**WRITTEN TASK**
Skip the pictures. Quote every line below, exactly, from the one with "Read all visible content and emit it as JSON." through the final line.

**DATA FOR THE TASK**

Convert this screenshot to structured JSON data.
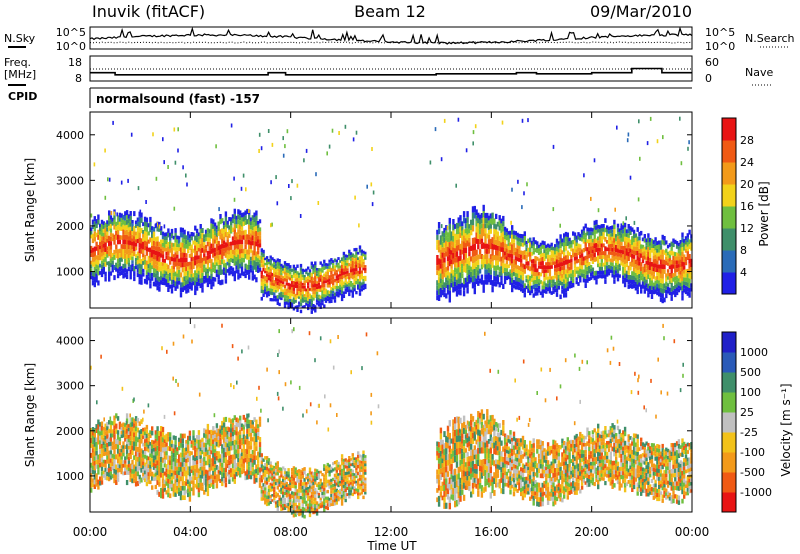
{
  "header": {
    "station": "Inuvik (fitACF)",
    "beam": "Beam 12",
    "date": "09/Mar/2010"
  },
  "labels": {
    "nsky": "N.Sky",
    "nsearch": "N.Search",
    "freq_line1": "Freq.",
    "freq_line2": "[MHz]",
    "nave": "Nave",
    "cpid": "CPID",
    "cpid_value": "normalsound (fast) -157",
    "power_label": "Power [dB]",
    "velocity_label": "Velocity [m s⁻¹]"
  },
  "chart_data": [
    {
      "type": "line",
      "panel": "noise",
      "series": [
        {
          "name": "N.Sky"
        },
        {
          "name": "N.Search"
        }
      ],
      "yticks_left": [
        "10^5",
        "10^0"
      ],
      "yticks_right": [
        "10^5",
        "10^0"
      ]
    },
    {
      "type": "line",
      "panel": "frequency",
      "series": [
        {
          "name": "Freq. [MHz]"
        },
        {
          "name": "Nave"
        }
      ],
      "yticks_left": [
        "18",
        "8"
      ],
      "yticks_right": [
        "60",
        "0"
      ],
      "freq_steps": [
        {
          "t0": 0,
          "t1": 1,
          "v": 11
        },
        {
          "t0": 1,
          "t1": 7.1,
          "v": 10
        },
        {
          "t0": 7.1,
          "t1": 7.8,
          "v": 11
        },
        {
          "t0": 7.8,
          "t1": 13.8,
          "v": 10
        },
        {
          "t0": 13.8,
          "t1": 17.0,
          "v": 10.5
        },
        {
          "t0": 17.0,
          "t1": 17.8,
          "v": 11
        },
        {
          "t0": 17.8,
          "t1": 20.0,
          "v": 10.5
        },
        {
          "t0": 20.0,
          "t1": 21.6,
          "v": 11
        },
        {
          "t0": 21.6,
          "t1": 22.8,
          "v": 13
        },
        {
          "t0": 22.8,
          "t1": 24,
          "v": 11
        }
      ]
    },
    {
      "type": "heatmap",
      "panel": "power",
      "ylabel": "Slant Range [km]",
      "xlim": [
        0,
        24
      ],
      "ylim": [
        200,
        4500
      ],
      "yticks": [
        "1000",
        "2000",
        "3000",
        "4000"
      ],
      "colorbar_label": "Power [dB]",
      "colorbar_ticks": [
        "4",
        "8",
        "12",
        "16",
        "20",
        "24",
        "28"
      ],
      "colors": [
        "#2020e6",
        "#2a6bb8",
        "#3f8f6a",
        "#6fbf3f",
        "#f2d21a",
        "#f39a1a",
        "#f05a14",
        "#e81414"
      ],
      "echo_bands": [
        {
          "t0": 0,
          "t1": 6.8,
          "r0": 600,
          "r1": 2200,
          "peak": 28
        },
        {
          "t0": 6.8,
          "t1": 11.0,
          "r0": 250,
          "r1": 1400,
          "peak": 26
        },
        {
          "t0": 13.8,
          "t1": 16.5,
          "r0": 300,
          "r1": 2300,
          "peak": 24
        },
        {
          "t0": 16.5,
          "t1": 24,
          "r0": 500,
          "r1": 2000,
          "peak": 28
        }
      ]
    },
    {
      "type": "heatmap",
      "panel": "velocity",
      "ylabel": "Slant Range [km]",
      "xlabel": "Time UT",
      "xlim": [
        0,
        24
      ],
      "ylim": [
        200,
        4500
      ],
      "yticks": [
        "1000",
        "2000",
        "3000",
        "4000"
      ],
      "xticks": [
        "00:00",
        "04:00",
        "08:00",
        "12:00",
        "16:00",
        "20:00",
        "00:00"
      ],
      "colorbar_label": "Velocity [m s⁻¹]",
      "colorbar_ticks": [
        "1000",
        "500",
        "100",
        "25",
        "-25",
        "-100",
        "-500",
        "-1000"
      ],
      "colors": [
        "#2020c8",
        "#2a5ab8",
        "#3f8f6a",
        "#6fbf3f",
        "#c0c0c0",
        "#f2c21a",
        "#f39a1a",
        "#f05a14",
        "#e81414"
      ]
    }
  ]
}
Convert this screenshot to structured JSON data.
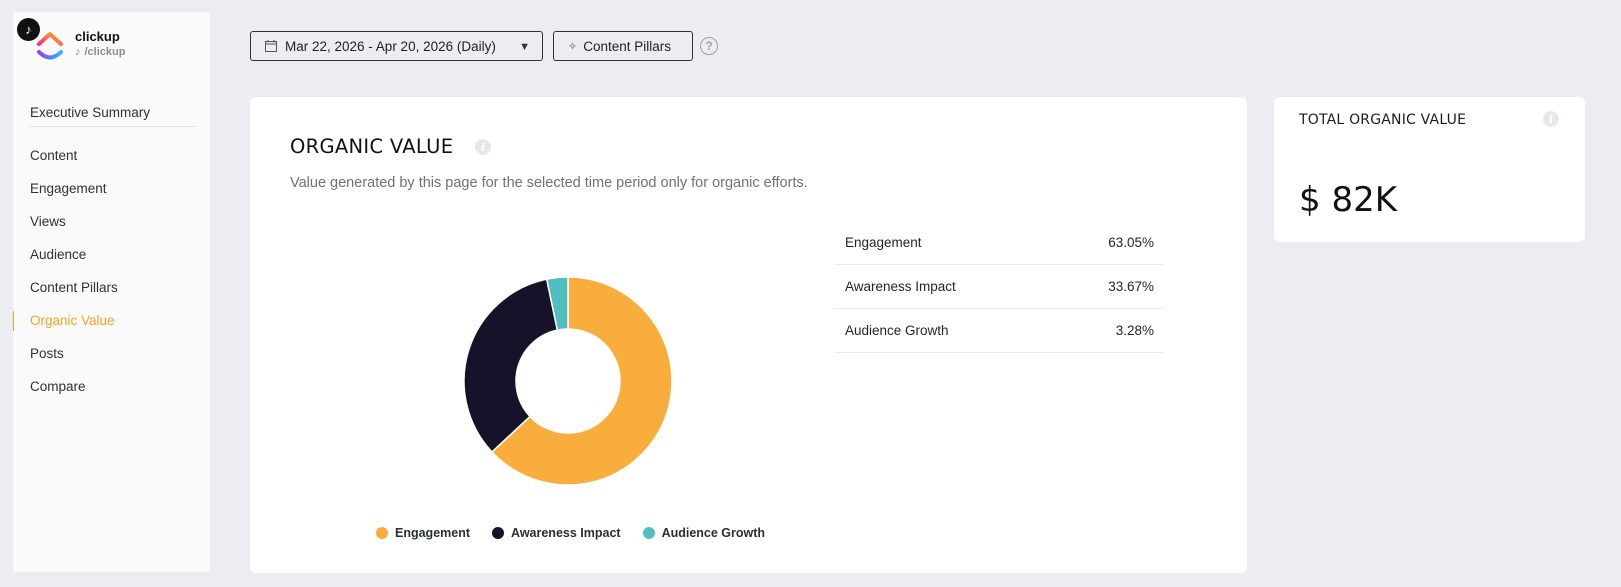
{
  "account": {
    "name": "clickup",
    "handle": "/clickup",
    "platform_icon": "tiktok-icon"
  },
  "sidebar": {
    "items": [
      {
        "label": "Executive Summary",
        "active": false
      },
      {
        "label": "Content",
        "active": false
      },
      {
        "label": "Engagement",
        "active": false
      },
      {
        "label": "Views",
        "active": false
      },
      {
        "label": "Audience",
        "active": false
      },
      {
        "label": "Content Pillars",
        "active": false
      },
      {
        "label": "Organic Value",
        "active": true
      },
      {
        "label": "Posts",
        "active": false
      },
      {
        "label": "Compare",
        "active": false
      }
    ]
  },
  "toolbar": {
    "date_range": "Mar 22, 2026 - Apr 20, 2026 (Daily)",
    "content_pillars_label": "Content Pillars",
    "help_icon": "question-circle-icon"
  },
  "organic_value": {
    "title": "ORGANIC VALUE",
    "subtitle": "Value generated by this page for the selected time period only for organic efforts.",
    "breakdown": [
      {
        "label": "Engagement",
        "value": "63.05%"
      },
      {
        "label": "Awareness Impact",
        "value": "33.67%"
      },
      {
        "label": "Audience Growth",
        "value": "3.28%"
      }
    ]
  },
  "chart_data": {
    "type": "pie",
    "donut": true,
    "categories": [
      "Engagement",
      "Awareness Impact",
      "Audience Growth"
    ],
    "values": [
      63.05,
      33.67,
      3.28
    ],
    "colors": [
      "#f8ad3c",
      "#141329",
      "#52bfbf"
    ],
    "legend": "bottom"
  },
  "total_organic_value": {
    "label": "TOTAL ORGANIC VALUE",
    "value": "$ 82K"
  }
}
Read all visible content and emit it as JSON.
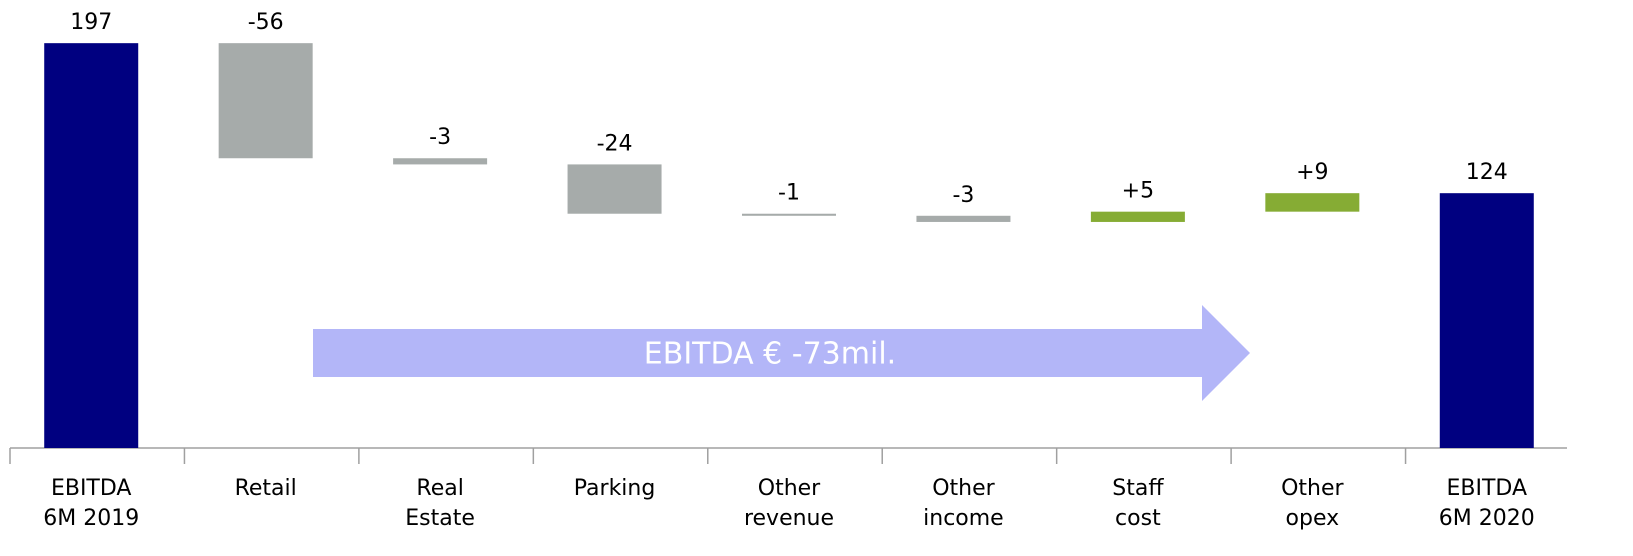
{
  "chart_data": {
    "type": "waterfall",
    "categories": [
      [
        "EBITDA",
        "6M 2019"
      ],
      [
        "Retail"
      ],
      [
        "Real",
        "Estate"
      ],
      [
        "Parking"
      ],
      [
        "Other",
        "revenue"
      ],
      [
        "Other",
        "income"
      ],
      [
        "Staff",
        "cost"
      ],
      [
        "Other",
        "opex"
      ],
      [
        "EBITDA",
        "6M 2020"
      ]
    ],
    "values": [
      197,
      -56,
      -3,
      -24,
      -1,
      -3,
      5,
      9,
      124
    ],
    "value_labels": [
      "197",
      "-56",
      "-3",
      "-24",
      "-1",
      "-3",
      "+5",
      "+9",
      "124"
    ],
    "measure": [
      "total",
      "relative",
      "relative",
      "relative",
      "relative",
      "relative",
      "relative",
      "relative",
      "total"
    ],
    "colors": {
      "total": "#000080",
      "decrease": "#a6abaa",
      "increase": "#86ac34"
    },
    "ylim": [
      0,
      200
    ],
    "annotation": {
      "text": "EBITDA € -73mil.",
      "color": "#b3b6f8"
    }
  }
}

**RESPONSE TO THE EXERCISE**
Read all visible content and emit it as JSON.
{
  "chart_data": {
    "type": "waterfall",
    "categories": [
      [
        "EBITDA",
        "6M 2019"
      ],
      [
        "Retail"
      ],
      [
        "Real",
        "Estate"
      ],
      [
        "Parking"
      ],
      [
        "Other",
        "revenue"
      ],
      [
        "Other",
        "income"
      ],
      [
        "Staff",
        "cost"
      ],
      [
        "Other",
        "opex"
      ],
      [
        "EBITDA",
        "6M 2020"
      ]
    ],
    "values": [
      197,
      -56,
      -3,
      -24,
      -1,
      -3,
      5,
      9,
      124
    ],
    "value_labels": [
      "197",
      "-56",
      "-3",
      "-24",
      "-1",
      "-3",
      "+5",
      "+9",
      "124"
    ],
    "measure": [
      "total",
      "relative",
      "relative",
      "relative",
      "relative",
      "relative",
      "relative",
      "relative",
      "total"
    ],
    "colors": {
      "total": "#000080",
      "decrease": "#a6abaa",
      "increase": "#86ac34"
    },
    "ylim": [
      0,
      200
    ],
    "annotation": {
      "text": "EBITDA € -73mil.",
      "color": "#b3b6f8"
    }
  }
}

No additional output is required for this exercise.